• **What to produce**: Give the data a second time, exactly and in full.

---------- Supplied records ----------

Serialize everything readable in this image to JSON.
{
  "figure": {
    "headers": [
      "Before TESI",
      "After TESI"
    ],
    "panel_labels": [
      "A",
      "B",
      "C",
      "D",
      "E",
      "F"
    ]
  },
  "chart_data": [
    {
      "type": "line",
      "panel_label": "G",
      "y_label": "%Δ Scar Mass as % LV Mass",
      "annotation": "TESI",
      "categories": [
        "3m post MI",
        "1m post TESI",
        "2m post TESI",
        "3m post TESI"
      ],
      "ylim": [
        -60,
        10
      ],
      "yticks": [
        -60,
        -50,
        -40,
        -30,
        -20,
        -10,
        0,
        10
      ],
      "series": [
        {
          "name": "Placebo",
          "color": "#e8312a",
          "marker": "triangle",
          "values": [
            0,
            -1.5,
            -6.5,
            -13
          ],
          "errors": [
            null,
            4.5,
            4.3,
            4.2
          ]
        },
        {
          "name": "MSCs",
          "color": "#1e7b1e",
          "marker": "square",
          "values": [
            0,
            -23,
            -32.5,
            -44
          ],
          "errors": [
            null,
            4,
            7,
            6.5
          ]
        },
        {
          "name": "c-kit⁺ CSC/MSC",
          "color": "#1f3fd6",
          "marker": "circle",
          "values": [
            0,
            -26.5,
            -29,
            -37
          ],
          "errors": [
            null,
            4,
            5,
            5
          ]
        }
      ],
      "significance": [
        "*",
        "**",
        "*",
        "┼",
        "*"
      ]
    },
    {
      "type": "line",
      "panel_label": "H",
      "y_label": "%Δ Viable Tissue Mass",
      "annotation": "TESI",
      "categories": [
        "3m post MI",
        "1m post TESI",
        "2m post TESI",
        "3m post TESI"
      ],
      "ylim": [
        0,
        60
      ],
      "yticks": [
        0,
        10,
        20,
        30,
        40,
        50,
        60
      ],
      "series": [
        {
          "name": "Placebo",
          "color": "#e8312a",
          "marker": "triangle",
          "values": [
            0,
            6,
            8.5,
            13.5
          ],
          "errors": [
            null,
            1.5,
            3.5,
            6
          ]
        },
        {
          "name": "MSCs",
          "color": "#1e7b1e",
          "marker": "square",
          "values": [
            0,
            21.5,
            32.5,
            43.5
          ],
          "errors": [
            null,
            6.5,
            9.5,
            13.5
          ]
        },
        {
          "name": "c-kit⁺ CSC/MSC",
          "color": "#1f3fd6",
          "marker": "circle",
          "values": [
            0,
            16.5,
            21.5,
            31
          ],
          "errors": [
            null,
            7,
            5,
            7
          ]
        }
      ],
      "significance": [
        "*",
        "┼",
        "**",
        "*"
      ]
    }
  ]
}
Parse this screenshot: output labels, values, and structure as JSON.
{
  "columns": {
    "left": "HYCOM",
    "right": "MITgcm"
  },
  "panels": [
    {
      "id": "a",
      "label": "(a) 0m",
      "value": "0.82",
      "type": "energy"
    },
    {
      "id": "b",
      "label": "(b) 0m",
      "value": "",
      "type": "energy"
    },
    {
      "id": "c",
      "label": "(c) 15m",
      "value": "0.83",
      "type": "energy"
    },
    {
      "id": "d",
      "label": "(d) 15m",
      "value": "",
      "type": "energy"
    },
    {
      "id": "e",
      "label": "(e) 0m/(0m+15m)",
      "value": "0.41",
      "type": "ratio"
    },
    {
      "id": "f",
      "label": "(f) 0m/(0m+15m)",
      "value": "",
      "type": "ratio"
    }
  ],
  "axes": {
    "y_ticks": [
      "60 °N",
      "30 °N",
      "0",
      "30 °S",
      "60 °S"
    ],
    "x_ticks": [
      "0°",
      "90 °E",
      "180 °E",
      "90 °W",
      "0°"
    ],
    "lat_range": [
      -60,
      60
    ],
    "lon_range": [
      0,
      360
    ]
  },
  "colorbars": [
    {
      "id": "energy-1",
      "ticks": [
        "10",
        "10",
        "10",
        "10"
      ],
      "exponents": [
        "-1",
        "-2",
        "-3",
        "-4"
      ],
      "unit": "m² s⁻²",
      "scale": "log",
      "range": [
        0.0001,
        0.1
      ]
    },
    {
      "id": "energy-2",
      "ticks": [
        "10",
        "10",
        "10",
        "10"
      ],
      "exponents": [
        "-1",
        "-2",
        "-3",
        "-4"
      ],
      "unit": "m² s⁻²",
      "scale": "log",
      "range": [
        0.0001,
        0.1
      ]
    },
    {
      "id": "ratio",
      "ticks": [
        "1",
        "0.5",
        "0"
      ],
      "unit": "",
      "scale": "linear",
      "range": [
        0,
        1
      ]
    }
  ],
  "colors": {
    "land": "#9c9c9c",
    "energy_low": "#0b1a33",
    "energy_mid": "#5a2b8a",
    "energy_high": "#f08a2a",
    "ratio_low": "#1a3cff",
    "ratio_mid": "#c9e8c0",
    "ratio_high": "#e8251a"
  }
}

----------

• **Right answer**:
Serialize everything readable in this image to JSON.
{
  "figure": {
    "headers": [
      "Before TESI",
      "After TESI"
    ],
    "panel_labels": [
      "A",
      "B",
      "C",
      "D",
      "E",
      "F"
    ]
  },
  "chart_data": [
    {
      "type": "line",
      "panel_label": "G",
      "y_label": "%Δ Scar Mass as % LV Mass",
      "annotation": "TESI",
      "categories": [
        "3m post MI",
        "1m post TESI",
        "2m post TESI",
        "3m post TESI"
      ],
      "ylim": [
        -60,
        10
      ],
      "yticks": [
        -60,
        -50,
        -40,
        -30,
        -20,
        -10,
        0,
        10
      ],
      "series": [
        {
          "name": "Placebo",
          "color": "#e8312a",
          "marker": "triangle",
          "values": [
            0,
            -1.5,
            -6.5,
            -13
          ],
          "errors": [
            null,
            4.5,
            4.3,
            4.2
          ]
        },
        {
          "name": "MSCs",
          "color": "#1e7b1e",
          "marker": "square",
          "values": [
            0,
            -23,
            -32.5,
            -44
          ],
          "errors": [
            null,
            4,
            7,
            6.5
          ]
        },
        {
          "name": "c-kit⁺ CSC/MSC",
          "color": "#1f3fd6",
          "marker": "circle",
          "values": [
            0,
            -26.5,
            -29,
            -37
          ],
          "errors": [
            null,
            4,
            5,
            5
          ]
        }
      ],
      "significance": [
        "*",
        "**",
        "*",
        "┼",
        "*"
      ]
    },
    {
      "type": "line",
      "panel_label": "H",
      "y_label": "%Δ Viable Tissue Mass",
      "annotation": "TESI",
      "categories": [
        "3m post MI",
        "1m post TESI",
        "2m post TESI",
        "3m post TESI"
      ],
      "ylim": [
        0,
        60
      ],
      "yticks": [
        0,
        10,
        20,
        30,
        40,
        50,
        60
      ],
      "series": [
        {
          "name": "Placebo",
          "color": "#e8312a",
          "marker": "triangle",
          "values": [
            0,
            6,
            8.5,
            13.5
          ],
          "errors": [
            null,
            1.5,
            3.5,
            6
          ]
        },
        {
          "name": "MSCs",
          "color": "#1e7b1e",
          "marker": "square",
          "values": [
            0,
            21.5,
            32.5,
            43.5
          ],
          "errors": [
            null,
            6.5,
            9.5,
            13.5
          ]
        },
        {
          "name": "c-kit⁺ CSC/MSC",
          "color": "#1f3fd6",
          "marker": "circle",
          "values": [
            0,
            16.5,
            21.5,
            31
          ],
          "errors": [
            null,
            7,
            5,
            7
          ]
        }
      ],
      "significance": [
        "*",
        "┼",
        "**",
        "*"
      ]
    }
  ]
}
Parse this screenshot: output labels, values, and structure as JSON.
{
  "columns": {
    "left": "HYCOM",
    "right": "MITgcm"
  },
  "panels": [
    {
      "id": "a",
      "label": "(a) 0m",
      "value": "0.82",
      "type": "energy"
    },
    {
      "id": "b",
      "label": "(b) 0m",
      "value": "",
      "type": "energy"
    },
    {
      "id": "c",
      "label": "(c) 15m",
      "value": "0.83",
      "type": "energy"
    },
    {
      "id": "d",
      "label": "(d) 15m",
      "value": "",
      "type": "energy"
    },
    {
      "id": "e",
      "label": "(e) 0m/(0m+15m)",
      "value": "0.41",
      "type": "ratio"
    },
    {
      "id": "f",
      "label": "(f) 0m/(0m+15m)",
      "value": "",
      "type": "ratio"
    }
  ],
  "axes": {
    "y_ticks": [
      "60 °N",
      "30 °N",
      "0",
      "30 °S",
      "60 °S"
    ],
    "x_ticks": [
      "0°",
      "90 °E",
      "180 °E",
      "90 °W",
      "0°"
    ],
    "lat_range": [
      -60,
      60
    ],
    "lon_range": [
      0,
      360
    ]
  },
  "colorbars": [
    {
      "id": "energy-1",
      "ticks": [
        "10",
        "10",
        "10",
        "10"
      ],
      "exponents": [
        "-1",
        "-2",
        "-3",
        "-4"
      ],
      "unit": "m² s⁻²",
      "scale": "log",
      "range": [
        0.0001,
        0.1
      ]
    },
    {
      "id": "energy-2",
      "ticks": [
        "10",
        "10",
        "10",
        "10"
      ],
      "exponents": [
        "-1",
        "-2",
        "-3",
        "-4"
      ],
      "unit": "m² s⁻²",
      "scale": "log",
      "range": [
        0.0001,
        0.1
      ]
    },
    {
      "id": "ratio",
      "ticks": [
        "1",
        "0.5",
        "0"
      ],
      "unit": "",
      "scale": "linear",
      "range": [
        0,
        1
      ]
    }
  ],
  "colors": {
    "land": "#9c9c9c",
    "energy_low": "#0b1a33",
    "energy_mid": "#5a2b8a",
    "energy_high": "#f08a2a",
    "ratio_low": "#1a3cff",
    "ratio_mid": "#c9e8c0",
    "ratio_high": "#e8251a"
  }
}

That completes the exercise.